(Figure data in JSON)
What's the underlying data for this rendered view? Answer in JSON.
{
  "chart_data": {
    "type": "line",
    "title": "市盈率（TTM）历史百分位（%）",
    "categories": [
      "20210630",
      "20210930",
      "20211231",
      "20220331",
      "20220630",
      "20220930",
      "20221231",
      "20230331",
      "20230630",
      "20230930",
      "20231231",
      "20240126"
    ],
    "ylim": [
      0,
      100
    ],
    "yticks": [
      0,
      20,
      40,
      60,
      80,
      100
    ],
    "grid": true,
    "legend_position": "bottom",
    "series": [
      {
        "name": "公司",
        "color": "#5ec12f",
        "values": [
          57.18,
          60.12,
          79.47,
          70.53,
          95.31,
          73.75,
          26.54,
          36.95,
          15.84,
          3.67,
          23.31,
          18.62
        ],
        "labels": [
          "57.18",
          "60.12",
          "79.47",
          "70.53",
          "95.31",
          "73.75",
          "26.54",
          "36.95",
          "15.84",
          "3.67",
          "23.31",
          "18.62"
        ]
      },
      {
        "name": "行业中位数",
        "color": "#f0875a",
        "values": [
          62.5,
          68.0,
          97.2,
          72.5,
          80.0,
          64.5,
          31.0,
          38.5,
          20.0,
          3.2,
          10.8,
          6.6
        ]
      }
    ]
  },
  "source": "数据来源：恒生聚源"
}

## Exercise brief
Exactly reproduce the material above.

## Final result
What's the underlying data for this rendered view? Answer in JSON.
{
  "chart_data": {
    "type": "line",
    "title": "市盈率（TTM）历史百分位（%）",
    "categories": [
      "20210630",
      "20210930",
      "20211231",
      "20220331",
      "20220630",
      "20220930",
      "20221231",
      "20230331",
      "20230630",
      "20230930",
      "20231231",
      "20240126"
    ],
    "ylim": [
      0,
      100
    ],
    "yticks": [
      0,
      20,
      40,
      60,
      80,
      100
    ],
    "grid": true,
    "legend_position": "bottom",
    "series": [
      {
        "name": "公司",
        "color": "#5ec12f",
        "values": [
          57.18,
          60.12,
          79.47,
          70.53,
          95.31,
          73.75,
          26.54,
          36.95,
          15.84,
          3.67,
          23.31,
          18.62
        ],
        "labels": [
          "57.18",
          "60.12",
          "79.47",
          "70.53",
          "95.31",
          "73.75",
          "26.54",
          "36.95",
          "15.84",
          "3.67",
          "23.31",
          "18.62"
        ]
      },
      {
        "name": "行业中位数",
        "color": "#f0875a",
        "values": [
          62.5,
          68.0,
          97.2,
          72.5,
          80.0,
          64.5,
          31.0,
          38.5,
          20.0,
          3.2,
          10.8,
          6.6
        ]
      }
    ]
  },
  "source": "数据来源：恒生聚源"
}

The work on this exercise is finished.